--- Start Document text ---
Volume 8, No 9 - September, 2003

Statement of Purpose

Regular Meeting

At the Collier Library, 6200 Pinemont, Houston, Texas, August 9, 2003, 1:00 pm. Tom Moore, President, presiding. There were 44 persons present including five visitors: S. Marion, W. Murrey, B. Chambers, R. Chandler, and D. Johnson.

The President announced a dues increase from $12 to $15 per year. Dues for 2003-4 are due now.

At the next meeting we'll be having a discussion on lathe radius attachments. Bring your's to the meeting. All of them if you have several styles. Photos of their use would be helpfull.

Business Meeting

Minutes are sent via email or regular mail to club members.

Presentation

The program consisted of showing a video by Rudy Kouhoupt How to Cut Spur Gears. Using a small mill and lathe, he demonstrated how to cut a replacement aluminum spur gear for his lathe.
 

Show and Tell

Novice Sig

Semi-precision layout practice. The novices were given blued (Dykem) steel plates (approx. 2x6x1/8-in.) along with calipers, rulers, scribers, center punches, prick punches, hammers, etc. They were requested to layout a small drawing on the plate and center punch as needed. They could inspect their work on an optical magnifier to see how close they hit the scribed lines. Also they tried an inexpensive layout coating for steel made from a copper sulfate solution and a layout measuring method using the back shoulder of a dial calipers in place of a machinist's square.

Next time we'll drill out the center punched holes, so bring safety glasses w/side shields or goggles.
 

Featured Articles

Corliss Engines

Three model stationary Corliss steam engines have recently shown up around the club. What makes the Corliss engine stand out from other stationary steam engines is the efficient use of the energy stored in the steam.

A conventional engine injects steam at constant pressure throughout the power stroke of the piston. During the exhaust cycle, the spent steam is dumped at full pressure into the atmosphere, thereby wasting the remaining compressive and heat energy contained in the exhaust. Engine speed is controlled by throttling the input steam pressure to a lower value through a restrictor valve prior to its entering the cylinder.

In  the Corliss engine, full steam pressure is applied for only a portion of the power stroke. For the remainder of this stroke the steam is allowed to expand on its own, thereby lowering its pressure and temperature before being exhausted to the atmosphere. The Corliss uses the stored thermodynamic energy during expansion that the conventional engine wastes by venting. The exact point of steam cut-off is load dependent and is sensed by a flyball governor (a mechanical feedback speed regulator).

First off, let me tell you that I'm not an expert on tool posts, However, recently I've acquired some practical experience in fitting them to my lathe.

Tool posts serve two functions. They hold the cutting tool and provide a method of changing tools for various jobs. All tool posts are not the same. They employ different means for securing the tool holder, and hence, the quality of work produced is different. Basically, the more solid a machine is, the better quality work that it can produce. Since the tool post is part of the machine, rigidity is paramount. Starting with the standard 4-way indexing tool post, shown at the left, to an Aloris CX piston-style to the CA wedge-style tool post, the cutting process has gotten better and easier.

Aloris offers different sizes as well as different tool post locking mechanisms. Sizes are AX & AXA, BX & BXA, CX & CXA, CA, DA and EA. As the letter size moves along the alphabet; A, B, C etc.; the tool post get larger to accommodate a greater lathe capacity. At letter C, there are three different types. The CX and the CXA are the same size, while the CA is almost twice as large. In the past I think Aloris has made a plain C which may have been the same size as the CA. The final "A" indicates a wedge style. Those not ending in "A" are piston styles.
--- End Document text ---
--- Start Entries ---
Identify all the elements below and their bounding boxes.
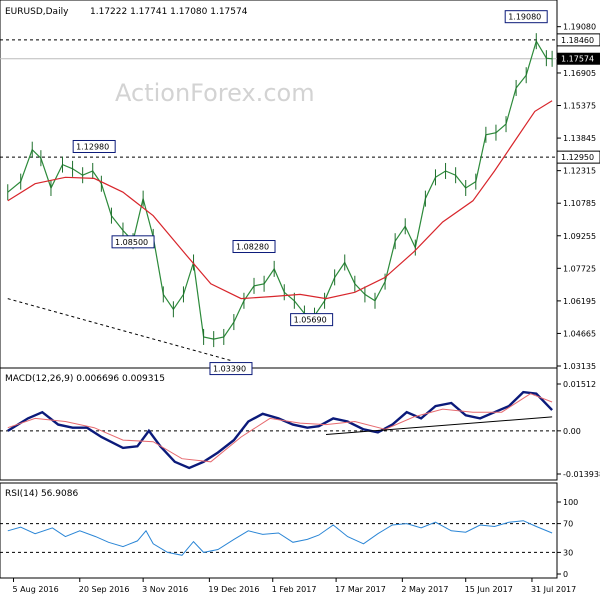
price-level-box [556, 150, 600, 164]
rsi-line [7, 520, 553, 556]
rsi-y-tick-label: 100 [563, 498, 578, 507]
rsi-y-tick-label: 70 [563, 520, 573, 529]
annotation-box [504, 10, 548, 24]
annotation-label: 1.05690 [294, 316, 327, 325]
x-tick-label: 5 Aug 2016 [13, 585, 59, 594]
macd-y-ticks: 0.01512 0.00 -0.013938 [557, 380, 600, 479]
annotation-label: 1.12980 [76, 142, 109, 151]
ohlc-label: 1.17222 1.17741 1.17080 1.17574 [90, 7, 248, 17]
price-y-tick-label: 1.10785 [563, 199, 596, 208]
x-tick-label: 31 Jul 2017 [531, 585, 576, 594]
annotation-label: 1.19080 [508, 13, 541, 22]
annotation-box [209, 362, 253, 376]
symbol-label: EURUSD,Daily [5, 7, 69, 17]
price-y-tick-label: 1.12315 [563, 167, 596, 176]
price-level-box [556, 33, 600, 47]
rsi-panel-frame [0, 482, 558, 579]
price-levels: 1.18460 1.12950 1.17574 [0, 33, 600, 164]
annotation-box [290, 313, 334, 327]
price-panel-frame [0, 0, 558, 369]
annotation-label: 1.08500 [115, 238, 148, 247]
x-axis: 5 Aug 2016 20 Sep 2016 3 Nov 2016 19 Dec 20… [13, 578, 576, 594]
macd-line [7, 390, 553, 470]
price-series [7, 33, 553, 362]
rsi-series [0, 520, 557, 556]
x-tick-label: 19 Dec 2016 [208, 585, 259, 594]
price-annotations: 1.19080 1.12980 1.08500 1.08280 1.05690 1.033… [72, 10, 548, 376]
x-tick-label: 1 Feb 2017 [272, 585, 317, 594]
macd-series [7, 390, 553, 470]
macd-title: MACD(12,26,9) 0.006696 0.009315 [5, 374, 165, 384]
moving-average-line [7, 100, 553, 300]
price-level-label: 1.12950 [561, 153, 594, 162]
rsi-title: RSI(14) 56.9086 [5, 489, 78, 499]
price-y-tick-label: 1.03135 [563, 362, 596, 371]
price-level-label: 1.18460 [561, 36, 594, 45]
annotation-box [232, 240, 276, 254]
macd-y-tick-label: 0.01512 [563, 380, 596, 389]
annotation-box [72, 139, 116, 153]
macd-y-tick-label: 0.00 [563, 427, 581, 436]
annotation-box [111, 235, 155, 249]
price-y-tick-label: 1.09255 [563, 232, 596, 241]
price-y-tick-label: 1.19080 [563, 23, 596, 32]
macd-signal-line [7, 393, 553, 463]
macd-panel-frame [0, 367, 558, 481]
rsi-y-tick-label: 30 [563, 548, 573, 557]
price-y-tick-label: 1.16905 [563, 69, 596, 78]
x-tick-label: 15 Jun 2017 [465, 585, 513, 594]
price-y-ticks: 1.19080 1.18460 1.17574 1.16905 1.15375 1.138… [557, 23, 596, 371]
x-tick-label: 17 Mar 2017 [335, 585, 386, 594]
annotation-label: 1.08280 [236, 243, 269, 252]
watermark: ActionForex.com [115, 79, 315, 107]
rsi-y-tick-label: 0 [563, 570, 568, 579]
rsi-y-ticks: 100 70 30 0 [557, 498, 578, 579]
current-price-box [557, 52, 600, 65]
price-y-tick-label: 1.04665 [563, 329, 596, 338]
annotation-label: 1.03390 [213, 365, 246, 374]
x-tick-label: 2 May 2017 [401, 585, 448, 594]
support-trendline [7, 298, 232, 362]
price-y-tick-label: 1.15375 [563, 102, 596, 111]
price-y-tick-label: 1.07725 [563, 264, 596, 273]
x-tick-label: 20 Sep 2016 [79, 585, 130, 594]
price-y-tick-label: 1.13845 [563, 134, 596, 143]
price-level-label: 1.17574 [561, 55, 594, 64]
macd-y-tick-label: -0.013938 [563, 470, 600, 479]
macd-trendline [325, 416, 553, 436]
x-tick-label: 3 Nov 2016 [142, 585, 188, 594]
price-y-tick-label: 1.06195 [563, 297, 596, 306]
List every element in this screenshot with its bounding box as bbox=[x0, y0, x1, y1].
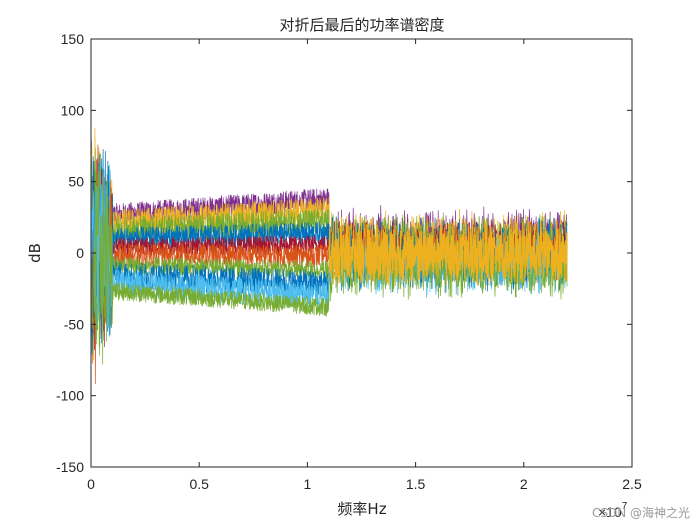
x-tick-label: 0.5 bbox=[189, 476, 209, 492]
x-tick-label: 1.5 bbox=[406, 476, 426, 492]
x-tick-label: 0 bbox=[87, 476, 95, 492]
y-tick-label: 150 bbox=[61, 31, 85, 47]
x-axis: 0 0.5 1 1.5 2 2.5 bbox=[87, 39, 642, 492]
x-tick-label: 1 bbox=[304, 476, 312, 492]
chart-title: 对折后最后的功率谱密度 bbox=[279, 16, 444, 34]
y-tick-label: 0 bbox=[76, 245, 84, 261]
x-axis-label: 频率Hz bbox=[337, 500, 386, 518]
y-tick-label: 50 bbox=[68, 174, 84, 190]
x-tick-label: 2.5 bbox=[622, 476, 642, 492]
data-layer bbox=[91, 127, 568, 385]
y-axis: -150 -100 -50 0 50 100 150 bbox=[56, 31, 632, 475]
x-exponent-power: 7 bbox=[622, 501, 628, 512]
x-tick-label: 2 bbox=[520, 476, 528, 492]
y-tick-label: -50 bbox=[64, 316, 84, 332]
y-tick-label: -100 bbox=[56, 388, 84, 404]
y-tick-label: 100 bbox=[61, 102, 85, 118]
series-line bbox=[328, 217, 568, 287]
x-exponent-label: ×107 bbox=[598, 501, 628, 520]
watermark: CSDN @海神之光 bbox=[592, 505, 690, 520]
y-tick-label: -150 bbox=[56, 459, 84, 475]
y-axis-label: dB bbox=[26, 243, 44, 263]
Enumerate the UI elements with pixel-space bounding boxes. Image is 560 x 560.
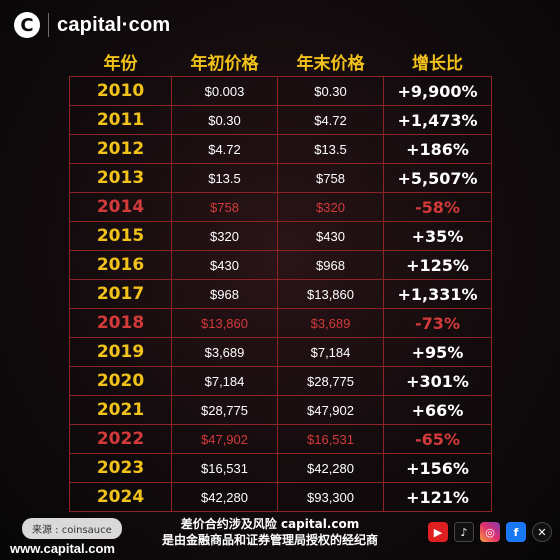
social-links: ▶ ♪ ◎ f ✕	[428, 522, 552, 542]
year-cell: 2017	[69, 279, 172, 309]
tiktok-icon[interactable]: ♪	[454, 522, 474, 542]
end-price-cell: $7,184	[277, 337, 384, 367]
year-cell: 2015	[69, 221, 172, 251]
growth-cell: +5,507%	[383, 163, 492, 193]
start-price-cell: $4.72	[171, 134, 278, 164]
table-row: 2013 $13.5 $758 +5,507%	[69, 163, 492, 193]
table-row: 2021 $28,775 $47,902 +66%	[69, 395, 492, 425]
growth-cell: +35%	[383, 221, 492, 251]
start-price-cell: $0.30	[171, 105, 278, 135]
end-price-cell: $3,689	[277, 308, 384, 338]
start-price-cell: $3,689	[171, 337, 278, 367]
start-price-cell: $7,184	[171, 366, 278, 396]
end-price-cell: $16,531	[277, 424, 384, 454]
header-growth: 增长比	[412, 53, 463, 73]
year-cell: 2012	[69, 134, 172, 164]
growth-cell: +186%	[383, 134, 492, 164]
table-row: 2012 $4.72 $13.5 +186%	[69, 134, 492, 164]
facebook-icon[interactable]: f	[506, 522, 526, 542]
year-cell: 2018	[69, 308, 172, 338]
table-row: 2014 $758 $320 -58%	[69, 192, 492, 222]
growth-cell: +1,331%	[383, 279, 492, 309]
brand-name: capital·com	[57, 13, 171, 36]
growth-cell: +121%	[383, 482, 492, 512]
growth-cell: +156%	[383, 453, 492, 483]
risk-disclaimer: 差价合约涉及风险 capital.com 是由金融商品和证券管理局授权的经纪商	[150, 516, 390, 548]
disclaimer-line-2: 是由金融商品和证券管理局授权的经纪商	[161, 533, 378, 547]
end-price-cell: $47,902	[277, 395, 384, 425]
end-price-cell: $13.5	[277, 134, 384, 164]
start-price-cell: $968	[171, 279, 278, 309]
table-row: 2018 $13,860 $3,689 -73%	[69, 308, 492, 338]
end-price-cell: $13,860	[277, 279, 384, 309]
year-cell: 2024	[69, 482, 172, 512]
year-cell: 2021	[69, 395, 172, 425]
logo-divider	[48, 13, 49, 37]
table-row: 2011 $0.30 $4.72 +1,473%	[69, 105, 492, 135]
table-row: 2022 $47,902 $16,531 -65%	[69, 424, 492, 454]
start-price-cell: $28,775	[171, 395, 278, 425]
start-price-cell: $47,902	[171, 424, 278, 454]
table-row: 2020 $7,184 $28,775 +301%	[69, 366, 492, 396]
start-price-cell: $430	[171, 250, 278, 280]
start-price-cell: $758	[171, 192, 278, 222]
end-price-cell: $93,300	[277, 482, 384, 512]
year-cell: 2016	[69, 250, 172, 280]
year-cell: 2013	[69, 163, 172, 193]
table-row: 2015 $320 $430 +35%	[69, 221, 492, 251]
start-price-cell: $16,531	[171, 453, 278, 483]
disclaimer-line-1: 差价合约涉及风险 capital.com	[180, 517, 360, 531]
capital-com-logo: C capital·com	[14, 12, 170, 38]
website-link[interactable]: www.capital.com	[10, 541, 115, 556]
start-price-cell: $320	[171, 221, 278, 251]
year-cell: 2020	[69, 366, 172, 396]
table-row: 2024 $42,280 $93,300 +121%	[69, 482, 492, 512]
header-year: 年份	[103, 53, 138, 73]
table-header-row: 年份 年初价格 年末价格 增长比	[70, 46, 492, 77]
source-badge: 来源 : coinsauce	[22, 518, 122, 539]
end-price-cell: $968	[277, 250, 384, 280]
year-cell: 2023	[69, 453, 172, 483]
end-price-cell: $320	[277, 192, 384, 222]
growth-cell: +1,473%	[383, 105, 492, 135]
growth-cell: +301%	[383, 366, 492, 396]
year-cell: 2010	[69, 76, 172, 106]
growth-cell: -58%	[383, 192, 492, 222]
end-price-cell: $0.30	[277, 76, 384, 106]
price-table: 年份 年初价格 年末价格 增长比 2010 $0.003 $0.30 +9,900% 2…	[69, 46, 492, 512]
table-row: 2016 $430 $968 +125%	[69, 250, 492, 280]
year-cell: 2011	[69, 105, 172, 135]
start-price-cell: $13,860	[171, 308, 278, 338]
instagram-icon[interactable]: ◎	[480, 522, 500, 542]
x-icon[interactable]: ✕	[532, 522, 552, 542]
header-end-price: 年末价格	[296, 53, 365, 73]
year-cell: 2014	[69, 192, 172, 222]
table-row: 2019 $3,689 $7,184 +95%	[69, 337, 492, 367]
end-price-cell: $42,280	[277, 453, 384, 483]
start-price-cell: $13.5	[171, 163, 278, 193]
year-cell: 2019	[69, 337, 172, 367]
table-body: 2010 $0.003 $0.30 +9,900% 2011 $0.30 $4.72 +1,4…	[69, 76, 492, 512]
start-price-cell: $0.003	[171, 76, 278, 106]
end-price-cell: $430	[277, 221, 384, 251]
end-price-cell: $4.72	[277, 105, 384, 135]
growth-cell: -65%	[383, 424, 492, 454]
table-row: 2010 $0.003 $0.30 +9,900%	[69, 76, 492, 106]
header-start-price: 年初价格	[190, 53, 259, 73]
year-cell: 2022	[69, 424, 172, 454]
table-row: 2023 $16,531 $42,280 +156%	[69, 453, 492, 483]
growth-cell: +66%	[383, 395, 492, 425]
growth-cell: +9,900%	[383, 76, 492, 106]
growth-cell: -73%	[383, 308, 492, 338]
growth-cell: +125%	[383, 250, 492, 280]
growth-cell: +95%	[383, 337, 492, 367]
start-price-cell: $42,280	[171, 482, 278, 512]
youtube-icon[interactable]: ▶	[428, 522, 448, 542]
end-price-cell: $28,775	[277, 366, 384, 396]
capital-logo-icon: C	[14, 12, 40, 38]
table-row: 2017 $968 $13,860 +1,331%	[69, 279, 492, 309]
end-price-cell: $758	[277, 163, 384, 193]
--- End Entries ---
Jobs
**A.** Condense the paragraph of the newsletter that begins "A conventional engine injects steam" into a short bulleted list that keeps its main facts.
**B.** Copy everything in the newsletter from "The President announced" down to "for his lathe." without any changes.

Worked answers
**A.**
- A conventional engine injects steam at constant pressure throughout the piston's power stroke.
- During exhaust, it dumps the spent steam into the atmosphere at full pressure, wasting the exhaust's remaining compressive and heat energy.
- It controls engine speed by throttling the input steam to a lower pressure through a restrictor valve before the steam enters the cylinder.

**B.**
The President announced a dues increase from $12 to $15 per year. Dues for 2003-4 are due now.

At the next meeting we'll be having a discussion on lathe radius attachments. Bring your's to the meeting. All of them if you have several styles. Photos of their use would be helpfull.

Business Meeting

Minutes are sent via email or regular mail to club members.

Presentation

The program consisted of showing a video by Rudy Kouhoupt How to Cut Spur Gears. Using a small mill and lathe, he demonstrated how to cut a replacement aluminum spur gear for his lathe.